--- Start of Selected passage ---

Studio album by Amanda Lear
- Released: 1989
- Studio: Bips Studio (Milan, Italy)
- Genre: Pop
- Length: 41:27
- Language: Italian
- Label: Ricordi International
- Producer: Stefano Previsti

Amanda Lear chronology
| Secret Passion (1986) | Uomini più uomini (1989) | Tant qu'il y aura des hommes (1989) |

= Uomini più uomini =

Uomini più uomini (Italian for Men More Men) is the eighth studio album by French singer Amanda Lear, released in 1989 by Ricordi International.

==Background==
On Uomini più uomini, Amanda worked only with Italian musicians. The album was recorded in Milan and mixed at Heaven Studio in Rimini, Italy. The lyrical content of the album talks mainly about love, and is written completely in Italian, making it Lear's first album to consist exclusively of non-English language material. The singer stated the album was recorded as a means to appeal to the Italian audience she had acquired as a TV presenter in Italy. The song "Una notte insieme a te" played during the end credits in her 1989 Italian talk show Ars Amanda.

Uomini più uomini was only released in Italy, where Lear's popularity remained high because of her successful television career over the years. No singles were released, although the material received moderate promotion on TV. The album, however, failed to make much impact on the charts. It would re-appear under the name Tant qu'il y aura des hommes in France the same year, with half of the songs re-recorded in French, adding a new track, "Métamorphose".

--- End of Selected passage ---
--- Start of Information provided ---

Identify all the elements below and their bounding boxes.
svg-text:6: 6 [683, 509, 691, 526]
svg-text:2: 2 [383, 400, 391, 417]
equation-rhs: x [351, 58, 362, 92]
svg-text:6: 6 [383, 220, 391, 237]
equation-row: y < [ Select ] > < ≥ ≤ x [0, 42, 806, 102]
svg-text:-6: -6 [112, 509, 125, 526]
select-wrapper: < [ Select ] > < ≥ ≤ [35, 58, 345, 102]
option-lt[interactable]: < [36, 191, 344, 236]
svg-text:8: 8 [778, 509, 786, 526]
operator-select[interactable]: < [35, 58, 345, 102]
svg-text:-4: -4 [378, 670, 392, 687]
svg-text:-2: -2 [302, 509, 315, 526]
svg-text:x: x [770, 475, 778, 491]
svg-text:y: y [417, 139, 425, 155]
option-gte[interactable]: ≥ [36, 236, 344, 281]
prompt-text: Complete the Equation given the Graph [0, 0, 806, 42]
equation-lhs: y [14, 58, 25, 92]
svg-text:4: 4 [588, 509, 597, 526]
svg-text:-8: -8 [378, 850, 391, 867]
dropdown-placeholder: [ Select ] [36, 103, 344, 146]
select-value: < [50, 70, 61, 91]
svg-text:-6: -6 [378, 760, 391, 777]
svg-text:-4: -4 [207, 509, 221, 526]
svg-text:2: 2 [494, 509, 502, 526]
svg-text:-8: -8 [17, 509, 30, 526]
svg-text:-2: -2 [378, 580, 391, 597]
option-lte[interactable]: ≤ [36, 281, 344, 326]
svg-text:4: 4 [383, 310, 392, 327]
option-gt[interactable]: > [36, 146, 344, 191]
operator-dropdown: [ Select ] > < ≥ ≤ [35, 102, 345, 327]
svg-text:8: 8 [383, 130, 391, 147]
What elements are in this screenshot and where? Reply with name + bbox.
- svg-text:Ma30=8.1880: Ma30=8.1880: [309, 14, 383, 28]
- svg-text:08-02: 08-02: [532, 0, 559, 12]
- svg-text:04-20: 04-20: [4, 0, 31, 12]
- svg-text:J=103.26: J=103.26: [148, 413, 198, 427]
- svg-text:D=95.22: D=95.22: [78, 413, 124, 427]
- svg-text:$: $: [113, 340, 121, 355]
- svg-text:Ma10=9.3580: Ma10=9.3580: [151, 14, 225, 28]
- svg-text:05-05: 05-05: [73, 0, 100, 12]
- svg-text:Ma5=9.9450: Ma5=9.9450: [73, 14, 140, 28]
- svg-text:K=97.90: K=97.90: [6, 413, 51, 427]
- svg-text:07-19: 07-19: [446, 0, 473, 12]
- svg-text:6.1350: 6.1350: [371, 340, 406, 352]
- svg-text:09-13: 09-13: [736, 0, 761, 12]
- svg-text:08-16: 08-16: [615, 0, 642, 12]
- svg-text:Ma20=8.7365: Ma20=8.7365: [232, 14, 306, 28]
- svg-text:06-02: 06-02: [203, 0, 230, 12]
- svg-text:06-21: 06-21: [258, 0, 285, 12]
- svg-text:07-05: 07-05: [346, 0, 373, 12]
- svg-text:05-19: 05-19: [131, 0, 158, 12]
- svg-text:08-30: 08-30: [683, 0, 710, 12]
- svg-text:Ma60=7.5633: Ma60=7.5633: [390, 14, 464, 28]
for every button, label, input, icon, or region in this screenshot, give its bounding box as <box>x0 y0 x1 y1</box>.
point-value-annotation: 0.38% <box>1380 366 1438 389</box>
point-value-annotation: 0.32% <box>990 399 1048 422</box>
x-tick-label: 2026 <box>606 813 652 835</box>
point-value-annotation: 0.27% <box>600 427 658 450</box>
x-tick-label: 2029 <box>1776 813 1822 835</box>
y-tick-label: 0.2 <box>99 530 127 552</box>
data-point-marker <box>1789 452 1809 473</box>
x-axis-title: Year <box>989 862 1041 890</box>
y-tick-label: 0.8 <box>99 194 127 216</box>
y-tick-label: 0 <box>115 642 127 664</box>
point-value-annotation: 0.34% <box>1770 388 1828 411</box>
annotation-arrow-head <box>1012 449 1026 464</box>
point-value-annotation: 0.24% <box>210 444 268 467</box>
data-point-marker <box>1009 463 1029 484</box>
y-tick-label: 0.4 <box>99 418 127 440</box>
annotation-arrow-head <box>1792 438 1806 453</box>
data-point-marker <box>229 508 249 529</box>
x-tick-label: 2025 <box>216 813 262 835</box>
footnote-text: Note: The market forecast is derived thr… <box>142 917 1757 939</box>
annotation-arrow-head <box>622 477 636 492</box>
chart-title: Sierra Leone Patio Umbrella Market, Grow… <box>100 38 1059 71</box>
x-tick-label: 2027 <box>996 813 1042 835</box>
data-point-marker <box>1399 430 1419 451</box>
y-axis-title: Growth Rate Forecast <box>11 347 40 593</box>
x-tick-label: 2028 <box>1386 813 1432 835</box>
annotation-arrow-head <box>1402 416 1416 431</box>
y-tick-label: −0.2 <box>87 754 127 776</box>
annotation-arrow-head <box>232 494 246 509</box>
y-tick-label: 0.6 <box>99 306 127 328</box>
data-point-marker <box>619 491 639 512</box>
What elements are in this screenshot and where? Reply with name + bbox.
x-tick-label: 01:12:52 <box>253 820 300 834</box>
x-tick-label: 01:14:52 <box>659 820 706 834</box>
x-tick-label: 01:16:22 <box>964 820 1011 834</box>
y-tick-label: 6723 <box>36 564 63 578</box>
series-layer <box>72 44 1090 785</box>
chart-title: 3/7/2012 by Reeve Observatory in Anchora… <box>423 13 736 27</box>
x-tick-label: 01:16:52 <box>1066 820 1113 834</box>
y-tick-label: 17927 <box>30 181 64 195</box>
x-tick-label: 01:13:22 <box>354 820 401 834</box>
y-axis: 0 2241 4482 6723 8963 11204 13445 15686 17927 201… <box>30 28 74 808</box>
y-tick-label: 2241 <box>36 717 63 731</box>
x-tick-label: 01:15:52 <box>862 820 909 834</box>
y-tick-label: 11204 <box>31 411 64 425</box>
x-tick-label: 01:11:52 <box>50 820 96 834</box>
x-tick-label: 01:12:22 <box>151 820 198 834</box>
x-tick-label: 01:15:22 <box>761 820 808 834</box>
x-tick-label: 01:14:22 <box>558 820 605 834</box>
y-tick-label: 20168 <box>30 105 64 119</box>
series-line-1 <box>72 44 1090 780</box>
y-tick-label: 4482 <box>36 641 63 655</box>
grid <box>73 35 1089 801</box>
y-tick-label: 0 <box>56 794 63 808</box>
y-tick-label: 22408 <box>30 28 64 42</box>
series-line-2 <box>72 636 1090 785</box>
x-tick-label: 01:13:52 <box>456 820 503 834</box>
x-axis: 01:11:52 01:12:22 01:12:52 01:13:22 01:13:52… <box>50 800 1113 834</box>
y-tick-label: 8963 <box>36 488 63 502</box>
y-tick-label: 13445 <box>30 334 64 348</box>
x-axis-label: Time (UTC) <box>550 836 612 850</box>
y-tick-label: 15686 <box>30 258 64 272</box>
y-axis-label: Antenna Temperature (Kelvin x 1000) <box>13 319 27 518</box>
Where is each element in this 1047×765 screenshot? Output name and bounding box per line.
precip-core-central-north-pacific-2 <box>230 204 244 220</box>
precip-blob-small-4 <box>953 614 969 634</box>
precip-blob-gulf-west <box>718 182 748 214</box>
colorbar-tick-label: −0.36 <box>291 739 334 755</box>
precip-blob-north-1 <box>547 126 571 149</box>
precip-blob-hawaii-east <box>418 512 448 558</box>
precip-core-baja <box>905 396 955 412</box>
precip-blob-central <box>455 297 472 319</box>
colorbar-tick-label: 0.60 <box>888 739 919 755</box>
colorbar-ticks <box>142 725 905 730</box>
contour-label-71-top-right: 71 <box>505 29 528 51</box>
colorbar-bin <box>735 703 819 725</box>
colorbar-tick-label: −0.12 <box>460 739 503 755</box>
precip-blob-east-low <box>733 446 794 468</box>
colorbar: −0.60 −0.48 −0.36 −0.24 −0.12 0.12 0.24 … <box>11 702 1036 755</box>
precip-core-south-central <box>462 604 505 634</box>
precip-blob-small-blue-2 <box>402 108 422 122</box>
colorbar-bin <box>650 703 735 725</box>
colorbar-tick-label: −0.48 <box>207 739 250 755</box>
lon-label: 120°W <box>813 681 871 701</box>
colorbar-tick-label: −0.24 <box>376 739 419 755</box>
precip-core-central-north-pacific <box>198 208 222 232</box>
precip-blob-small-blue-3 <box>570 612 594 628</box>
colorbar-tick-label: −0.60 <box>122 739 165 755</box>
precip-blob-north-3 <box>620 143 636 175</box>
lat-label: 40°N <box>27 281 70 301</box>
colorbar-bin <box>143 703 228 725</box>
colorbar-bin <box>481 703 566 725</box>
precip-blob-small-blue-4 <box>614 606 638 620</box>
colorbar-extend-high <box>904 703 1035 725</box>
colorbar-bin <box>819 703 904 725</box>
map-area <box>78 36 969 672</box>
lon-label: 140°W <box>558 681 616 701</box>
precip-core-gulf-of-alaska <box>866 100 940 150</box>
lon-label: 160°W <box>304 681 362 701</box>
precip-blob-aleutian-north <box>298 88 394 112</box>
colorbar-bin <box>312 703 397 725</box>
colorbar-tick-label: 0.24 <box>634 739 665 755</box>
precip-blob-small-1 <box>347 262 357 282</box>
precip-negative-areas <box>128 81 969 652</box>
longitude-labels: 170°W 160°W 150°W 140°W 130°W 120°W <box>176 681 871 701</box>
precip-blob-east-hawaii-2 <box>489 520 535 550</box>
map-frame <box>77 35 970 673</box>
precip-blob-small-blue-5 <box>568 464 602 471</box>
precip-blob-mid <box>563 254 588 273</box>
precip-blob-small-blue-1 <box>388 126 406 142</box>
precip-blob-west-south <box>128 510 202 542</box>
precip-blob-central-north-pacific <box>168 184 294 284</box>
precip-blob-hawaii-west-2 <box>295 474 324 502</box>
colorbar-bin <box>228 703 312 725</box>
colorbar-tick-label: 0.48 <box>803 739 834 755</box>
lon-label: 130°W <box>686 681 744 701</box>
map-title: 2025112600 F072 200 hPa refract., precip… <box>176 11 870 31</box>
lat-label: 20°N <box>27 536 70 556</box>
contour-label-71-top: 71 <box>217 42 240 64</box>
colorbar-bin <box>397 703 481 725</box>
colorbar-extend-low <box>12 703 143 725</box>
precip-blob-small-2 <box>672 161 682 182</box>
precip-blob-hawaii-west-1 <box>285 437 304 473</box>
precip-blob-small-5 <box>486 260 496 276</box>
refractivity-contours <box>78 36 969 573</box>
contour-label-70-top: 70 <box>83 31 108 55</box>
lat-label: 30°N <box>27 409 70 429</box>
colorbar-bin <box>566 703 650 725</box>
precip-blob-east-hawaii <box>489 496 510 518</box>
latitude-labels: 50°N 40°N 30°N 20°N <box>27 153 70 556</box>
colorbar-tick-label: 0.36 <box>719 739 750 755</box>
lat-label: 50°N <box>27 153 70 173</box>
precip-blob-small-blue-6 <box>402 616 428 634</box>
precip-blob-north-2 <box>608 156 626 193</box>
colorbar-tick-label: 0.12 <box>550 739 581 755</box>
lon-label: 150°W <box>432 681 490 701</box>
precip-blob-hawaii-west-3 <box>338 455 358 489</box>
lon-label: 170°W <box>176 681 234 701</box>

--- End of Information provided ---

▸ Exercise objective:
According to the article on Uomini più uomini above, where was the album mixed?

▸ Task answer:
At Heaven Studio in Rimini, Italy.